* [Material to process]
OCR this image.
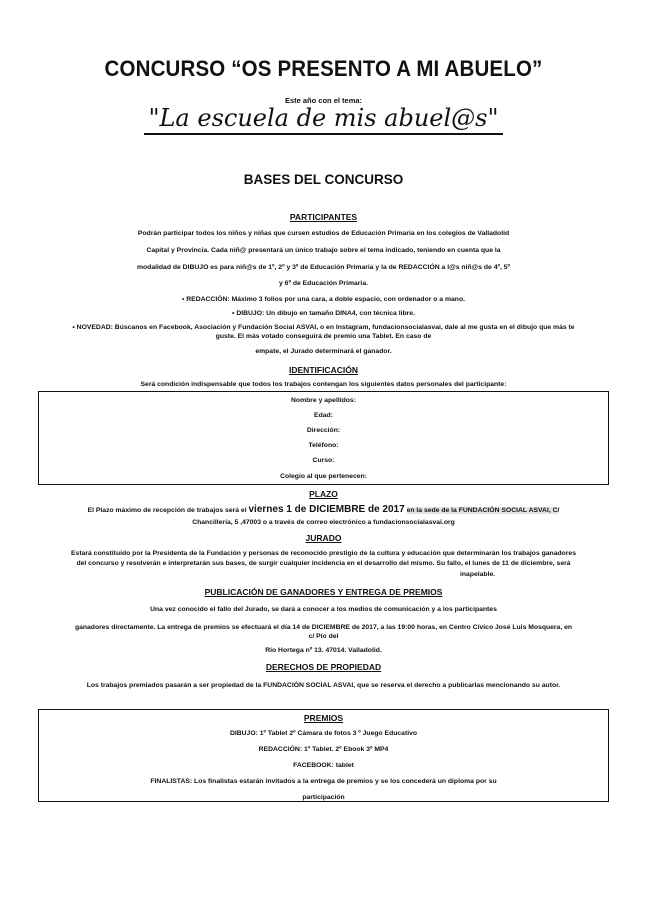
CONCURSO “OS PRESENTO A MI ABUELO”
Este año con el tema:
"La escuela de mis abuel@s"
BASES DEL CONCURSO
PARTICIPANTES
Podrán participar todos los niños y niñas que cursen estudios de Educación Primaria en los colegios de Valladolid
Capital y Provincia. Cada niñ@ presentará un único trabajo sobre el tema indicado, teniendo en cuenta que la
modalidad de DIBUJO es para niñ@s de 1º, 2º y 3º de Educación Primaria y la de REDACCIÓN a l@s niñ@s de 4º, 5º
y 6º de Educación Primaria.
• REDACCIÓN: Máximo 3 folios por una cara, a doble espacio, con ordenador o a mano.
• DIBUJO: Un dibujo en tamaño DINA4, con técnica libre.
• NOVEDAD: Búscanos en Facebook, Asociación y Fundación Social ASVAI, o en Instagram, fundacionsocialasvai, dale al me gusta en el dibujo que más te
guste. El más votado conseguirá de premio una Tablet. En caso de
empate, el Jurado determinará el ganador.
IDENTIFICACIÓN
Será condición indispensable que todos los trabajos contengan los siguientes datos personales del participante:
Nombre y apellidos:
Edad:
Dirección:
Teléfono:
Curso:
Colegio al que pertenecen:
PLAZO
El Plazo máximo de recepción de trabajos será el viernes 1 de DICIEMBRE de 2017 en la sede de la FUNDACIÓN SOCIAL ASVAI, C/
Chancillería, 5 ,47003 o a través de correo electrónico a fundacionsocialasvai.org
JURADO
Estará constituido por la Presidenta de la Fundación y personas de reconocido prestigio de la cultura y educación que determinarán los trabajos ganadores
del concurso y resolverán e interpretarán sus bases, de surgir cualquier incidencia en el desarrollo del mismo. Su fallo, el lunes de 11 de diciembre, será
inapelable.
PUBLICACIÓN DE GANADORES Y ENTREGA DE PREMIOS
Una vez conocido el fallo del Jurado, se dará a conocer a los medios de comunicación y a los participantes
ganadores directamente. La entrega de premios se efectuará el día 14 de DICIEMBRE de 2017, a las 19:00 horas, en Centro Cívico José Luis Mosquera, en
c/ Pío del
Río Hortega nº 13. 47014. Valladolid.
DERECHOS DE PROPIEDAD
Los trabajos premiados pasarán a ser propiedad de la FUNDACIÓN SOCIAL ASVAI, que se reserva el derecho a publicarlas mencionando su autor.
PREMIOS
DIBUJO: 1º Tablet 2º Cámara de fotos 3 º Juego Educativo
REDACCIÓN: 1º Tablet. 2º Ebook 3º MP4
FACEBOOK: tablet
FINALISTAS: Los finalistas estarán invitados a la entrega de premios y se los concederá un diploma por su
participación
* * *
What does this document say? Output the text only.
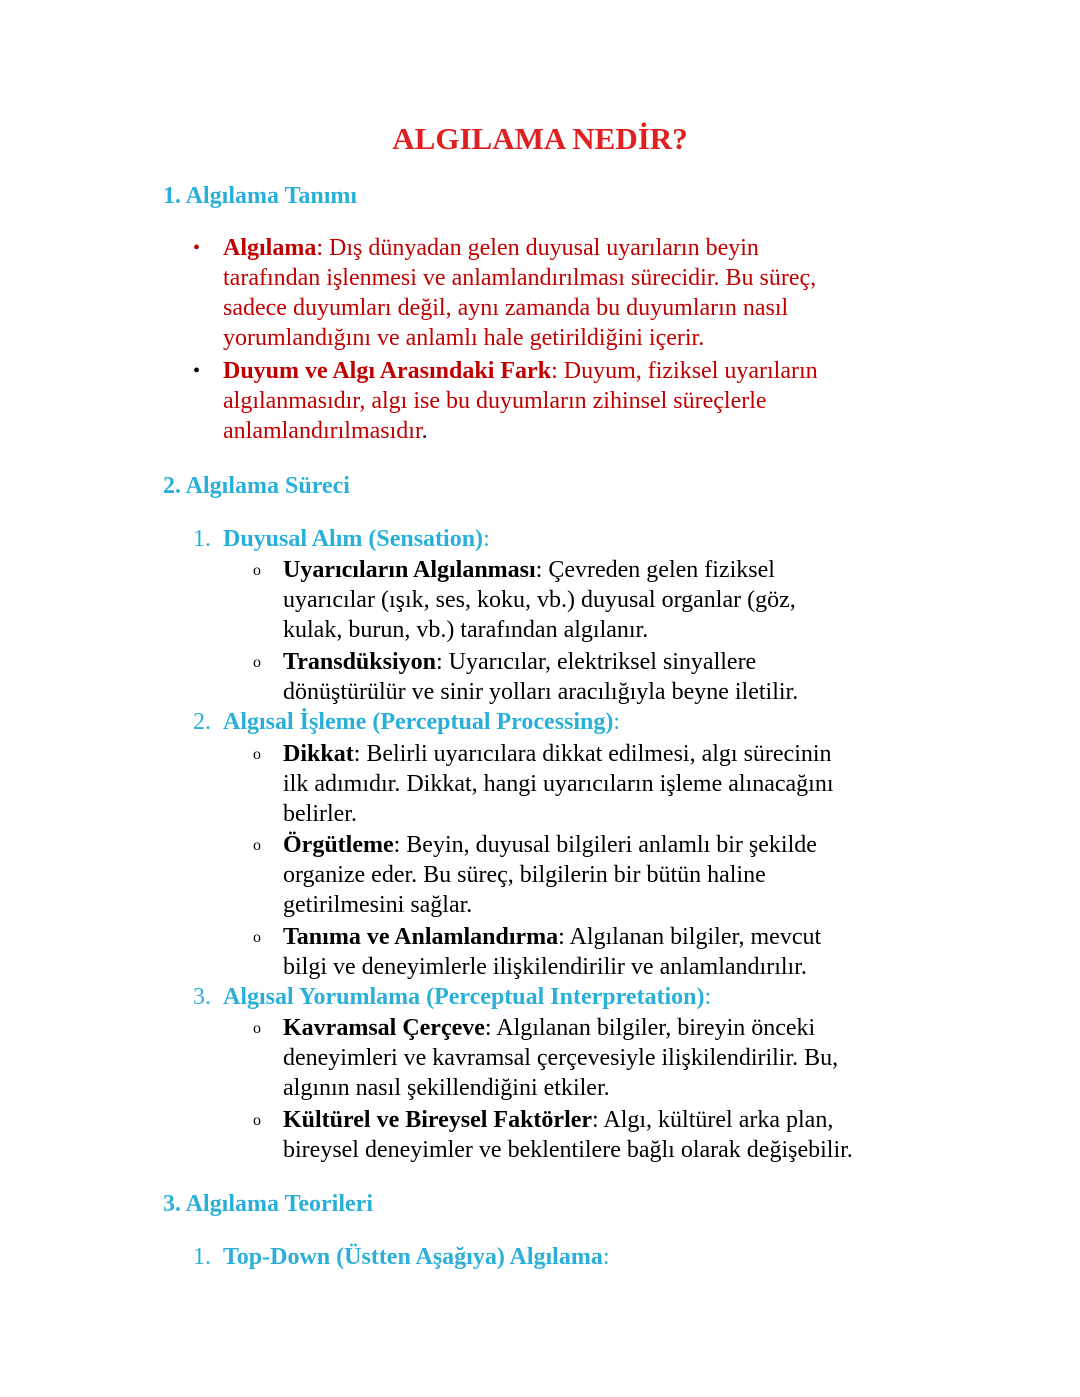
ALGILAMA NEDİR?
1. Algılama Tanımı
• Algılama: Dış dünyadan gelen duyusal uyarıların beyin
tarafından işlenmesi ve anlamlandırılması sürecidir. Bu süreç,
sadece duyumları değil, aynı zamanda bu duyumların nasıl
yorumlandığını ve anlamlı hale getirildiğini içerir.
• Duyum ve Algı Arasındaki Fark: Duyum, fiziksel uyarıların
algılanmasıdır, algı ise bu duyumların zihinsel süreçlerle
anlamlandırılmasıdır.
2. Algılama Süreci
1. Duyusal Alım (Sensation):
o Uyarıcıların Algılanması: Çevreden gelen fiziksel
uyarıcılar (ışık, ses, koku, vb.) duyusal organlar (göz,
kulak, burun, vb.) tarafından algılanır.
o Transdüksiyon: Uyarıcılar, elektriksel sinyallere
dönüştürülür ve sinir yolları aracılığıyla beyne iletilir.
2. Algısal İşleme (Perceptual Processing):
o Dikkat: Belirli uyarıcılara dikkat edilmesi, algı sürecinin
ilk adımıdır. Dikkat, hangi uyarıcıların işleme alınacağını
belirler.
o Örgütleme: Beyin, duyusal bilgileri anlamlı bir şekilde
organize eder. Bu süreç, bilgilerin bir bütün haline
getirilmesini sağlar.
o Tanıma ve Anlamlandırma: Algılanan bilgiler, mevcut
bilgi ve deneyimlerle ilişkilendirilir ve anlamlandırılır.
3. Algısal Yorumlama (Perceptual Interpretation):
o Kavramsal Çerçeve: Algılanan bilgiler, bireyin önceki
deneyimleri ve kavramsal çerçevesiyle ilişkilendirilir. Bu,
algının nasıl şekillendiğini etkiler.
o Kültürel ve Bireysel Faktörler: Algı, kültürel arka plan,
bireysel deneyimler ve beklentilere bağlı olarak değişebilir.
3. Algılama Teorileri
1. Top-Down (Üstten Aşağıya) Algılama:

* [Problem description] Return all the lines that contain the string "duyumların".

* [Result of the task]
sadece duyumları değil, aynı zamanda bu duyumların nasıl
algılanmasıdır, algı ise bu duyumların zihinsel süreçlerle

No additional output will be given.